(PROBLEM TO WORK ON) Return every entry exactly.

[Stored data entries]
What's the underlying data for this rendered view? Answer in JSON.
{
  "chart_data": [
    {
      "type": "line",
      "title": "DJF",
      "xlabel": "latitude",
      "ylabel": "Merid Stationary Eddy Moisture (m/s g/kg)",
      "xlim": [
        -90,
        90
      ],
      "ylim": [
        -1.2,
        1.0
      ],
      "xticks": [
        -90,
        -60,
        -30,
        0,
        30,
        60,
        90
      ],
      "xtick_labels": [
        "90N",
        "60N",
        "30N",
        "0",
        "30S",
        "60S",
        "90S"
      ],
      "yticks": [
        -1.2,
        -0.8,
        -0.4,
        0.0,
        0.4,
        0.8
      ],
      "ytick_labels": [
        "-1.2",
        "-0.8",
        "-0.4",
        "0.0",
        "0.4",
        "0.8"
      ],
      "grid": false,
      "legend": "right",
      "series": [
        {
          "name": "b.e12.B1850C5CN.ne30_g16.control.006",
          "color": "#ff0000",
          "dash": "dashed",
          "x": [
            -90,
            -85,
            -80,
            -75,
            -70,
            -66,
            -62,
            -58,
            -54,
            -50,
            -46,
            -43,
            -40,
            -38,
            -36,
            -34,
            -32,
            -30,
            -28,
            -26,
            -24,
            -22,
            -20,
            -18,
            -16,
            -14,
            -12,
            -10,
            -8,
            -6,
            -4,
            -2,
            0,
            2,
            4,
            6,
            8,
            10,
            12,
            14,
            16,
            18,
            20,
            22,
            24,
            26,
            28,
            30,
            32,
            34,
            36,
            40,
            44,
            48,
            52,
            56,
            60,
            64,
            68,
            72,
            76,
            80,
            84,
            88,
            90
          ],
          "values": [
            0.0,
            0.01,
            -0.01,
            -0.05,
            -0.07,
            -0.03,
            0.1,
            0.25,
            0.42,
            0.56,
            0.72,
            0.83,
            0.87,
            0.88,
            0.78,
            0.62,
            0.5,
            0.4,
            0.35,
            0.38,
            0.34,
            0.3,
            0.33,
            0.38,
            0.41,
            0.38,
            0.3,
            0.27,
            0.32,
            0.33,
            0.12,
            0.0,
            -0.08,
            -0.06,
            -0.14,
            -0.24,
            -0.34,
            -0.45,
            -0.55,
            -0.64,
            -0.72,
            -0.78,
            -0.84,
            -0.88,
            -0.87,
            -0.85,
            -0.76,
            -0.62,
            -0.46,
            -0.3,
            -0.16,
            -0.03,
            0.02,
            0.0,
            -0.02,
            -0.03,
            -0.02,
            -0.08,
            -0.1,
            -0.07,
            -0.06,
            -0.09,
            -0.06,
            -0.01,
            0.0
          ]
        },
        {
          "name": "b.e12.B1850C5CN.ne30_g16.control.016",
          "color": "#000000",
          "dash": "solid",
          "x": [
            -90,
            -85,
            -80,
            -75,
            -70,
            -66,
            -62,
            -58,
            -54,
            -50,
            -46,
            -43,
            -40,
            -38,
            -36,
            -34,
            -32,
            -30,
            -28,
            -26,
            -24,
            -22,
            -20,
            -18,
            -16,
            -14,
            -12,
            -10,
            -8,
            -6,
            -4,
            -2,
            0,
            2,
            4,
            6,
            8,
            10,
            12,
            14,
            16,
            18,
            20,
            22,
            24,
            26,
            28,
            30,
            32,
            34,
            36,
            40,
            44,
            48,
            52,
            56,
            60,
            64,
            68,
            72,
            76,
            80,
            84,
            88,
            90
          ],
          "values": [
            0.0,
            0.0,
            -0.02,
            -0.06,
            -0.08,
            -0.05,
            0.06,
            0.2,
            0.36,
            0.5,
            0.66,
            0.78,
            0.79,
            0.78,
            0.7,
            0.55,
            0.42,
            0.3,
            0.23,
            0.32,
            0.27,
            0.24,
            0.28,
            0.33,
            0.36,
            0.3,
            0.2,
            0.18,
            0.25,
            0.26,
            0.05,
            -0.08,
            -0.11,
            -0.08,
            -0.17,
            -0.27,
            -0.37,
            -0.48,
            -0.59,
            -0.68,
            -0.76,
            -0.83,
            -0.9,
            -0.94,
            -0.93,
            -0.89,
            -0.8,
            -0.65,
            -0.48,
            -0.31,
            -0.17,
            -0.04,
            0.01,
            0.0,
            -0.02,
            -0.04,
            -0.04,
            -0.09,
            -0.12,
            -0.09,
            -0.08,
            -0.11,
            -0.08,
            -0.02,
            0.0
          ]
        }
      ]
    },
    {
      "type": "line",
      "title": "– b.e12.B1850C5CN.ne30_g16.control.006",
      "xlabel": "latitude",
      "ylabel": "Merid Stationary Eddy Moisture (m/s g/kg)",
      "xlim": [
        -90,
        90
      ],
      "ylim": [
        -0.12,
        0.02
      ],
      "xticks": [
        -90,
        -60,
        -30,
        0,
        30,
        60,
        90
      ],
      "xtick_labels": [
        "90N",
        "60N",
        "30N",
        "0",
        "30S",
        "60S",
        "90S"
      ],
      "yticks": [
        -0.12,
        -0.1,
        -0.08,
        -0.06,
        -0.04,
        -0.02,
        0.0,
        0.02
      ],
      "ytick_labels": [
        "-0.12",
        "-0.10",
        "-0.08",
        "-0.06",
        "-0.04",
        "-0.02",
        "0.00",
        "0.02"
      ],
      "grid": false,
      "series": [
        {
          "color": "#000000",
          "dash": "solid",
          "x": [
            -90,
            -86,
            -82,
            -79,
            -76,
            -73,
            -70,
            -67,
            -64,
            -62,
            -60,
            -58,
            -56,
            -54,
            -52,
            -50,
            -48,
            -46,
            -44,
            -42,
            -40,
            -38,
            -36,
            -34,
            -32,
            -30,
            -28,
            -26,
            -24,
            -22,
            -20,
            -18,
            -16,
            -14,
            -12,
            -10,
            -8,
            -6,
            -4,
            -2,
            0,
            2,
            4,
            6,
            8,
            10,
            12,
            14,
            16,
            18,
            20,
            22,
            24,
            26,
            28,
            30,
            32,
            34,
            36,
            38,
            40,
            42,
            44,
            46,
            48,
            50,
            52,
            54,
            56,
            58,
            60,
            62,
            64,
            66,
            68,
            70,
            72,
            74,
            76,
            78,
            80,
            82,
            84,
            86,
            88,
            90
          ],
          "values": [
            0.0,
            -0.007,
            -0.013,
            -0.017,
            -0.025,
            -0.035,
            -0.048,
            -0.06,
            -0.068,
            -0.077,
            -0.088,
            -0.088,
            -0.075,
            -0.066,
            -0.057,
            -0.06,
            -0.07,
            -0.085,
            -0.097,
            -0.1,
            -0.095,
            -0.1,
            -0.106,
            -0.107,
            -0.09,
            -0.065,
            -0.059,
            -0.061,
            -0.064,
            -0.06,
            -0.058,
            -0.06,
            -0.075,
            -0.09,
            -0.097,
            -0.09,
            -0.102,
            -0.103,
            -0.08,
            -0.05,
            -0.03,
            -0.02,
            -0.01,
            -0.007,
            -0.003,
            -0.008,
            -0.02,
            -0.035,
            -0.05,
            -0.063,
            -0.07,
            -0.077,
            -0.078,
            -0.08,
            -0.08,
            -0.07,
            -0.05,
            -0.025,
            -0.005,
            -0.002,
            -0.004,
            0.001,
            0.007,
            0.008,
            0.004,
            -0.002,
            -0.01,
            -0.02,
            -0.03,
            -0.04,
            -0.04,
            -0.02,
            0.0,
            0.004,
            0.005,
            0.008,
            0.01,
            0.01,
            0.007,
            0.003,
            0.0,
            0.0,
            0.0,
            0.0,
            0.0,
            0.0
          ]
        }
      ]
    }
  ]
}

(SOLUTION FOR THIS PROBLEM)
What's the underlying data for this rendered view? Answer in JSON.
{
  "chart_data": [
    {
      "type": "line",
      "title": "DJF",
      "xlabel": "latitude",
      "ylabel": "Merid Stationary Eddy Moisture (m/s g/kg)",
      "xlim": [
        -90,
        90
      ],
      "ylim": [
        -1.2,
        1.0
      ],
      "xticks": [
        -90,
        -60,
        -30,
        0,
        30,
        60,
        90
      ],
      "xtick_labels": [
        "90N",
        "60N",
        "30N",
        "0",
        "30S",
        "60S",
        "90S"
      ],
      "yticks": [
        -1.2,
        -0.8,
        -0.4,
        0.0,
        0.4,
        0.8
      ],
      "ytick_labels": [
        "-1.2",
        "-0.8",
        "-0.4",
        "0.0",
        "0.4",
        "0.8"
      ],
      "grid": false,
      "legend": "right",
      "series": [
        {
          "name": "b.e12.B1850C5CN.ne30_g16.control.006",
          "color": "#ff0000",
          "dash": "dashed",
          "x": [
            -90,
            -85,
            -80,
            -75,
            -70,
            -66,
            -62,
            -58,
            -54,
            -50,
            -46,
            -43,
            -40,
            -38,
            -36,
            -34,
            -32,
            -30,
            -28,
            -26,
            -24,
            -22,
            -20,
            -18,
            -16,
            -14,
            -12,
            -10,
            -8,
            -6,
            -4,
            -2,
            0,
            2,
            4,
            6,
            8,
            10,
            12,
            14,
            16,
            18,
            20,
            22,
            24,
            26,
            28,
            30,
            32,
            34,
            36,
            40,
            44,
            48,
            52,
            56,
            60,
            64,
            68,
            72,
            76,
            80,
            84,
            88,
            90
          ],
          "values": [
            0.0,
            0.01,
            -0.01,
            -0.05,
            -0.07,
            -0.03,
            0.1,
            0.25,
            0.42,
            0.56,
            0.72,
            0.83,
            0.87,
            0.88,
            0.78,
            0.62,
            0.5,
            0.4,
            0.35,
            0.38,
            0.34,
            0.3,
            0.33,
            0.38,
            0.41,
            0.38,
            0.3,
            0.27,
            0.32,
            0.33,
            0.12,
            0.0,
            -0.08,
            -0.06,
            -0.14,
            -0.24,
            -0.34,
            -0.45,
            -0.55,
            -0.64,
            -0.72,
            -0.78,
            -0.84,
            -0.88,
            -0.87,
            -0.85,
            -0.76,
            -0.62,
            -0.46,
            -0.3,
            -0.16,
            -0.03,
            0.02,
            0.0,
            -0.02,
            -0.03,
            -0.02,
            -0.08,
            -0.1,
            -0.07,
            -0.06,
            -0.09,
            -0.06,
            -0.01,
            0.0
          ]
        },
        {
          "name": "b.e12.B1850C5CN.ne30_g16.control.016",
          "color": "#000000",
          "dash": "solid",
          "x": [
            -90,
            -85,
            -80,
            -75,
            -70,
            -66,
            -62,
            -58,
            -54,
            -50,
            -46,
            -43,
            -40,
            -38,
            -36,
            -34,
            -32,
            -30,
            -28,
            -26,
            -24,
            -22,
            -20,
            -18,
            -16,
            -14,
            -12,
            -10,
            -8,
            -6,
            -4,
            -2,
            0,
            2,
            4,
            6,
            8,
            10,
            12,
            14,
            16,
            18,
            20,
            22,
            24,
            26,
            28,
            30,
            32,
            34,
            36,
            40,
            44,
            48,
            52,
            56,
            60,
            64,
            68,
            72,
            76,
            80,
            84,
            88,
            90
          ],
          "values": [
            0.0,
            0.0,
            -0.02,
            -0.06,
            -0.08,
            -0.05,
            0.06,
            0.2,
            0.36,
            0.5,
            0.66,
            0.78,
            0.79,
            0.78,
            0.7,
            0.55,
            0.42,
            0.3,
            0.23,
            0.32,
            0.27,
            0.24,
            0.28,
            0.33,
            0.36,
            0.3,
            0.2,
            0.18,
            0.25,
            0.26,
            0.05,
            -0.08,
            -0.11,
            -0.08,
            -0.17,
            -0.27,
            -0.37,
            -0.48,
            -0.59,
            -0.68,
            -0.76,
            -0.83,
            -0.9,
            -0.94,
            -0.93,
            -0.89,
            -0.8,
            -0.65,
            -0.48,
            -0.31,
            -0.17,
            -0.04,
            0.01,
            0.0,
            -0.02,
            -0.04,
            -0.04,
            -0.09,
            -0.12,
            -0.09,
            -0.08,
            -0.11,
            -0.08,
            -0.02,
            0.0
          ]
        }
      ]
    },
    {
      "type": "line",
      "title": "– b.e12.B1850C5CN.ne30_g16.control.006",
      "xlabel": "latitude",
      "ylabel": "Merid Stationary Eddy Moisture (m/s g/kg)",
      "xlim": [
        -90,
        90
      ],
      "ylim": [
        -0.12,
        0.02
      ],
      "xticks": [
        -90,
        -60,
        -30,
        0,
        30,
        60,
        90
      ],
      "xtick_labels": [
        "90N",
        "60N",
        "30N",
        "0",
        "30S",
        "60S",
        "90S"
      ],
      "yticks": [
        -0.12,
        -0.1,
        -0.08,
        -0.06,
        -0.04,
        -0.02,
        0.0,
        0.02
      ],
      "ytick_labels": [
        "-0.12",
        "-0.10",
        "-0.08",
        "-0.06",
        "-0.04",
        "-0.02",
        "0.00",
        "0.02"
      ],
      "grid": false,
      "series": [
        {
          "color": "#000000",
          "dash": "solid",
          "x": [
            -90,
            -86,
            -82,
            -79,
            -76,
            -73,
            -70,
            -67,
            -64,
            -62,
            -60,
            -58,
            -56,
            -54,
            -52,
            -50,
            -48,
            -46,
            -44,
            -42,
            -40,
            -38,
            -36,
            -34,
            -32,
            -30,
            -28,
            -26,
            -24,
            -22,
            -20,
            -18,
            -16,
            -14,
            -12,
            -10,
            -8,
            -6,
            -4,
            -2,
            0,
            2,
            4,
            6,
            8,
            10,
            12,
            14,
            16,
            18,
            20,
            22,
            24,
            26,
            28,
            30,
            32,
            34,
            36,
            38,
            40,
            42,
            44,
            46,
            48,
            50,
            52,
            54,
            56,
            58,
            60,
            62,
            64,
            66,
            68,
            70,
            72,
            74,
            76,
            78,
            80,
            82,
            84,
            86,
            88,
            90
          ],
          "values": [
            0.0,
            -0.007,
            -0.013,
            -0.017,
            -0.025,
            -0.035,
            -0.048,
            -0.06,
            -0.068,
            -0.077,
            -0.088,
            -0.088,
            -0.075,
            -0.066,
            -0.057,
            -0.06,
            -0.07,
            -0.085,
            -0.097,
            -0.1,
            -0.095,
            -0.1,
            -0.106,
            -0.107,
            -0.09,
            -0.065,
            -0.059,
            -0.061,
            -0.064,
            -0.06,
            -0.058,
            -0.06,
            -0.075,
            -0.09,
            -0.097,
            -0.09,
            -0.102,
            -0.103,
            -0.08,
            -0.05,
            -0.03,
            -0.02,
            -0.01,
            -0.007,
            -0.003,
            -0.008,
            -0.02,
            -0.035,
            -0.05,
            -0.063,
            -0.07,
            -0.077,
            -0.078,
            -0.08,
            -0.08,
            -0.07,
            -0.05,
            -0.025,
            -0.005,
            -0.002,
            -0.004,
            0.001,
            0.007,
            0.008,
            0.004,
            -0.002,
            -0.01,
            -0.02,
            -0.03,
            -0.04,
            -0.04,
            -0.02,
            0.0,
            0.004,
            0.005,
            0.008,
            0.01,
            0.01,
            0.007,
            0.003,
            0.0,
            0.0,
            0.0,
            0.0,
            0.0,
            0.0
          ]
        }
      ]
    }
  ]
}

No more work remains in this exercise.